- [TO DO]: All lines of the records below that contain the word "eines" must be listed.

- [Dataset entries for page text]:

------------------------------------------------------------------------

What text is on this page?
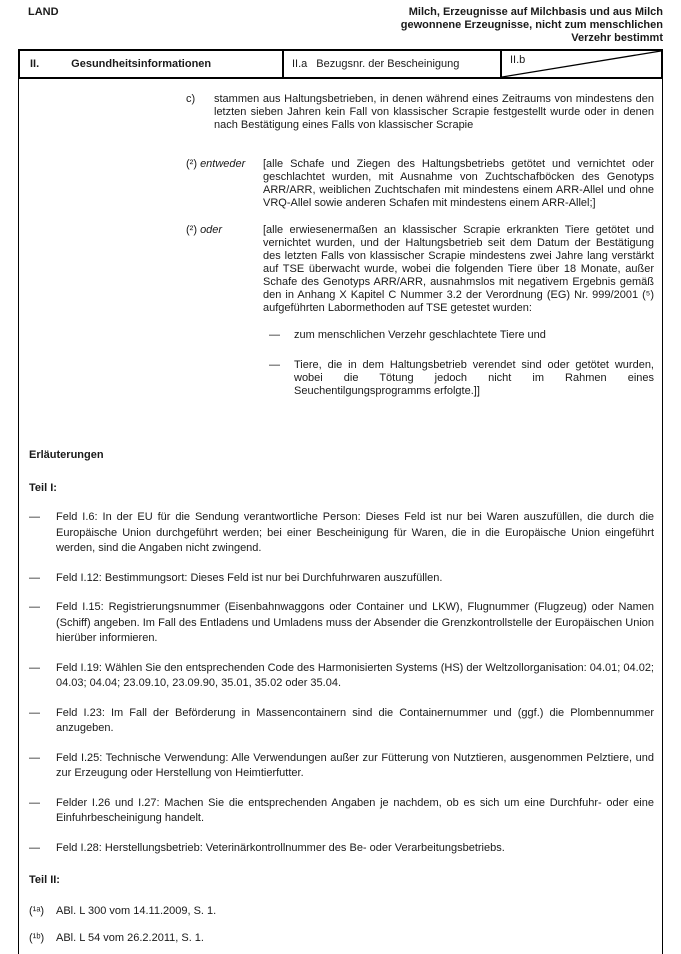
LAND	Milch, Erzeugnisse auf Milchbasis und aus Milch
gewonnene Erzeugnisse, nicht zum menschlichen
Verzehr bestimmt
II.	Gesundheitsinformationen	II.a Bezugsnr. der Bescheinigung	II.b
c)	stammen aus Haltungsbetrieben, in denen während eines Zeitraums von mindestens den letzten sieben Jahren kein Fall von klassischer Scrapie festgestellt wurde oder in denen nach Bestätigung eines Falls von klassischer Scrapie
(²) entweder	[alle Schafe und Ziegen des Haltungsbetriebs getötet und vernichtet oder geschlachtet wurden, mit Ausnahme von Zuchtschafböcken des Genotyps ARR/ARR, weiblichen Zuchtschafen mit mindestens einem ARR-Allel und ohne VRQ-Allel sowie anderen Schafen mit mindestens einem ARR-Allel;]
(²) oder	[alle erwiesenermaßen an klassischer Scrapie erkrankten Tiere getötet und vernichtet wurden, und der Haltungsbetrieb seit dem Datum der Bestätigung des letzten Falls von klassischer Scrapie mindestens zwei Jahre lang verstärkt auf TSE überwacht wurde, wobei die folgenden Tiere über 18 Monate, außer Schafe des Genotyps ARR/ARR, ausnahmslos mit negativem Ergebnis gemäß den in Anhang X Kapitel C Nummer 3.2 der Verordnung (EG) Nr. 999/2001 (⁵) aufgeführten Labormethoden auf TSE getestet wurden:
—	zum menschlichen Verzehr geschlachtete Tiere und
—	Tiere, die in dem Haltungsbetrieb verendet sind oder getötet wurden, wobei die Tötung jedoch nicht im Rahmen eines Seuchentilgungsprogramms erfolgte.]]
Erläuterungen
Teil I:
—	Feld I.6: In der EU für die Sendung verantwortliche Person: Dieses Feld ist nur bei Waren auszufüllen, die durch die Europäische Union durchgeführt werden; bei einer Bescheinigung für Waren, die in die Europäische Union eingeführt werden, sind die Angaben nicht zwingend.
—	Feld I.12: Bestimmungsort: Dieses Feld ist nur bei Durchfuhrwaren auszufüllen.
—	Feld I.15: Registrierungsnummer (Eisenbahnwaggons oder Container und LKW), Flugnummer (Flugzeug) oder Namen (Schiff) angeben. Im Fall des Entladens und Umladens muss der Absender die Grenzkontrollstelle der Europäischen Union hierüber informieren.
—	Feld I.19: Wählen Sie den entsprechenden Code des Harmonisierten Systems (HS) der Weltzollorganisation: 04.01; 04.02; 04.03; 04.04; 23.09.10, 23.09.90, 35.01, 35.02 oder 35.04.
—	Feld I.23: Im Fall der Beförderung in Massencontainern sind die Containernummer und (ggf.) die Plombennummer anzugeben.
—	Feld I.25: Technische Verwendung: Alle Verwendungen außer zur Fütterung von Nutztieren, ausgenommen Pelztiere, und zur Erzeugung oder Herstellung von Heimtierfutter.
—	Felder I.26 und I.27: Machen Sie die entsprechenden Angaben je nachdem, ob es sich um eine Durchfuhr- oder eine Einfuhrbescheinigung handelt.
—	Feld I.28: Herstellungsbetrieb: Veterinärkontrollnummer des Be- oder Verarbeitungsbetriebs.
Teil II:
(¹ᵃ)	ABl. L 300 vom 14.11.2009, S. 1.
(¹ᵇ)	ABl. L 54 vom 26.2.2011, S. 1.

------------------------------------------------------------------------

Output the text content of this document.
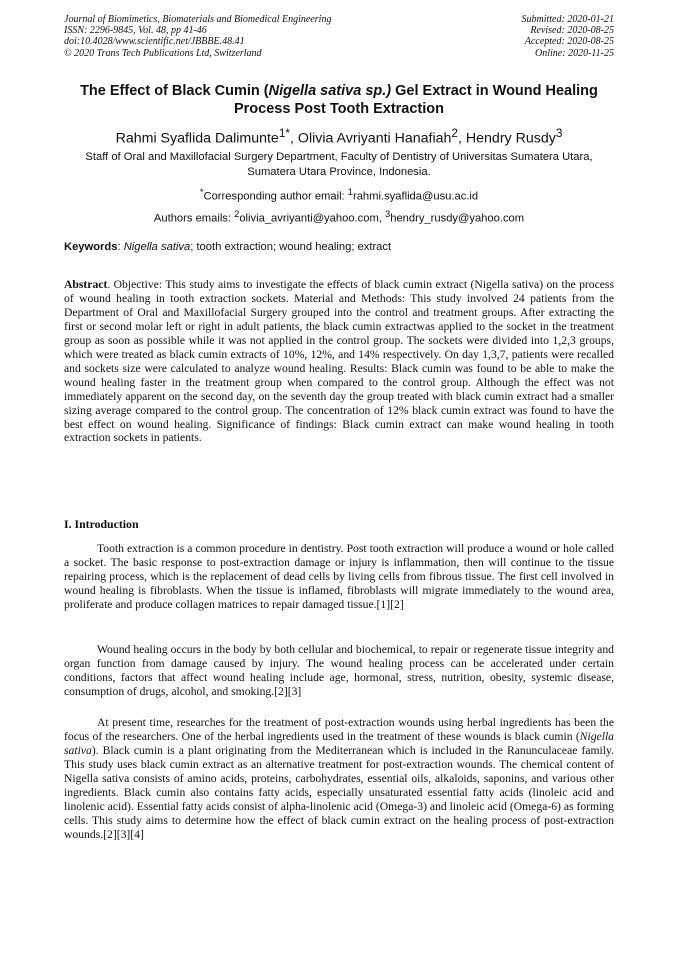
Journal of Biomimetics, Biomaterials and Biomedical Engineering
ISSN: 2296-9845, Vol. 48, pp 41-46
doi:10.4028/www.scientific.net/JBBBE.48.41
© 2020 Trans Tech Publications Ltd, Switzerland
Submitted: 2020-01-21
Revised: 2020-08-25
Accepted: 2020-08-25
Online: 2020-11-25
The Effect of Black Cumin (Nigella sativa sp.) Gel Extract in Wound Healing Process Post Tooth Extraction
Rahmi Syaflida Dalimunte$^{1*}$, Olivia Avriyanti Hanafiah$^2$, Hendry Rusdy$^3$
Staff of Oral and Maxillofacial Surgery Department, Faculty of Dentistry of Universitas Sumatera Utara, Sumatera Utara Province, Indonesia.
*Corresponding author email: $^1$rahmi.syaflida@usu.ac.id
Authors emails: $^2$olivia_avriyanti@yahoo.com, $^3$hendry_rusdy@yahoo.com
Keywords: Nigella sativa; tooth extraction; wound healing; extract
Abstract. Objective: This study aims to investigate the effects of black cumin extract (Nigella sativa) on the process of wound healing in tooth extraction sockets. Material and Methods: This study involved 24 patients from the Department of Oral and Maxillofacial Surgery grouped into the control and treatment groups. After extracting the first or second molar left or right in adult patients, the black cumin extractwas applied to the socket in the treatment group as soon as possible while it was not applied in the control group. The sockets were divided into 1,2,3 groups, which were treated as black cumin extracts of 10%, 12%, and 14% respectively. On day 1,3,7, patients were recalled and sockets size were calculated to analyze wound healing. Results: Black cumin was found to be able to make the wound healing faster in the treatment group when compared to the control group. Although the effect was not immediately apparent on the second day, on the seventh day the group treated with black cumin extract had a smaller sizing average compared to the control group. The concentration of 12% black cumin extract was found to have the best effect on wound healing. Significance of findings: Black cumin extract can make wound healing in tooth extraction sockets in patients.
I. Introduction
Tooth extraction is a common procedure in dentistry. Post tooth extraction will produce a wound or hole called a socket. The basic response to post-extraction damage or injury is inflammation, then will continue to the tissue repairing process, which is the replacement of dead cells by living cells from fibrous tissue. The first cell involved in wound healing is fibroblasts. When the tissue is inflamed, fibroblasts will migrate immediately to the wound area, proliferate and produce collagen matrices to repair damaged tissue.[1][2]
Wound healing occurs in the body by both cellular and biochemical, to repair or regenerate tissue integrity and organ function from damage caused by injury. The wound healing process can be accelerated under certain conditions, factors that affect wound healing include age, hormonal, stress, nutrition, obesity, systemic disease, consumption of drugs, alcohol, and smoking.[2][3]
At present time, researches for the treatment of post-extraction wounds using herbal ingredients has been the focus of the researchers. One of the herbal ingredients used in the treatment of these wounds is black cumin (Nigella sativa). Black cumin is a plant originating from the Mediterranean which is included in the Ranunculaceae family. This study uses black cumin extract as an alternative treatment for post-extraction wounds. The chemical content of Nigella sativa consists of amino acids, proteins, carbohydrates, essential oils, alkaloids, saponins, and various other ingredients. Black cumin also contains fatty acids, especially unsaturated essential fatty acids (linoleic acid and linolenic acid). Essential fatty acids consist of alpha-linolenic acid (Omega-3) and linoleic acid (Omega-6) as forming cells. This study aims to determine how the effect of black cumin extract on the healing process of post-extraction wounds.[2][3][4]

------------------------------------------------------------------------

- [RESULT FOR THIS EXERCISE]:
c)	stammen aus Haltungsbetrieben, in denen während eines Zeitraums von mindestens den letzten sieben Jahren kein Fall von klassischer Scrapie festgestellt wurde oder in denen nach Bestätigung eines Falls von klassischer Scrapie
—	Tiere, die in dem Haltungsbetrieb verendet sind oder getötet wurden, wobei die Tötung jedoch nicht im Rahmen eines Seuchentilgungsprogramms erfolgte.]]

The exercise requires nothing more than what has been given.